** start of Given entries **

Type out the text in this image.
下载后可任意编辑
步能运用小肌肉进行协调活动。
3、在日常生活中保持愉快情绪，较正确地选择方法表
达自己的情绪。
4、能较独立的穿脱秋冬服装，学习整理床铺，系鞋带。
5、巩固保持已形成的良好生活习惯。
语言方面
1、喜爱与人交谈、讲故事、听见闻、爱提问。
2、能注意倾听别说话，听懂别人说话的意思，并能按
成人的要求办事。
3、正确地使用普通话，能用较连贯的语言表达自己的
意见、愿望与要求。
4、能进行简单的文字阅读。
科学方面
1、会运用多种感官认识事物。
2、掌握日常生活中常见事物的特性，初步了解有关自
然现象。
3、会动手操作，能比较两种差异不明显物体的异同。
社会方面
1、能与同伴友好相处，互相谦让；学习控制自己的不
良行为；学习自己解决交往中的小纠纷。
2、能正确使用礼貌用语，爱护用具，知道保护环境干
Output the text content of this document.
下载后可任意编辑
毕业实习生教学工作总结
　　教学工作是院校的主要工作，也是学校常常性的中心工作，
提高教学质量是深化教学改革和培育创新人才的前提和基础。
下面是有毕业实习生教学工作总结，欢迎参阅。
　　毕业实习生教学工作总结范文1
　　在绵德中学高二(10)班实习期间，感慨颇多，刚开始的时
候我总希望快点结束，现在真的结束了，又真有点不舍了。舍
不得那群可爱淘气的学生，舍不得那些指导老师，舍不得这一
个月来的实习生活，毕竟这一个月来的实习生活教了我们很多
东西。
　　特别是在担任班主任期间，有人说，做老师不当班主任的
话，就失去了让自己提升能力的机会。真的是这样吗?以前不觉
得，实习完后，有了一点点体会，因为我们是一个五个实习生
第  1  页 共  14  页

** end of Given entries **

▶ **Exercise brief**
Repeat the lines from the one containing "Output the text content of this document." through the end of the listing, exactly and without any other lines; both ends are included.

▶ **Answer to the exercise**
Output the text content of this document.
下载后可任意编辑
毕业实习生教学工作总结
　　教学工作是院校的主要工作，也是学校常常性的中心工作，
提高教学质量是深化教学改革和培育创新人才的前提和基础。
下面是有毕业实习生教学工作总结，欢迎参阅。
　　毕业实习生教学工作总结范文1
　　在绵德中学高二(10)班实习期间，感慨颇多，刚开始的时
候我总希望快点结束，现在真的结束了，又真有点不舍了。舍
不得那群可爱淘气的学生，舍不得那些指导老师，舍不得这一
个月来的实习生活，毕竟这一个月来的实习生活教了我们很多
东西。
　　特别是在担任班主任期间，有人说，做老师不当班主任的
话，就失去了让自己提升能力的机会。真的是这样吗?以前不觉
得，实习完后，有了一点点体会，因为我们是一个五个实习生
第  1  页 共  14  页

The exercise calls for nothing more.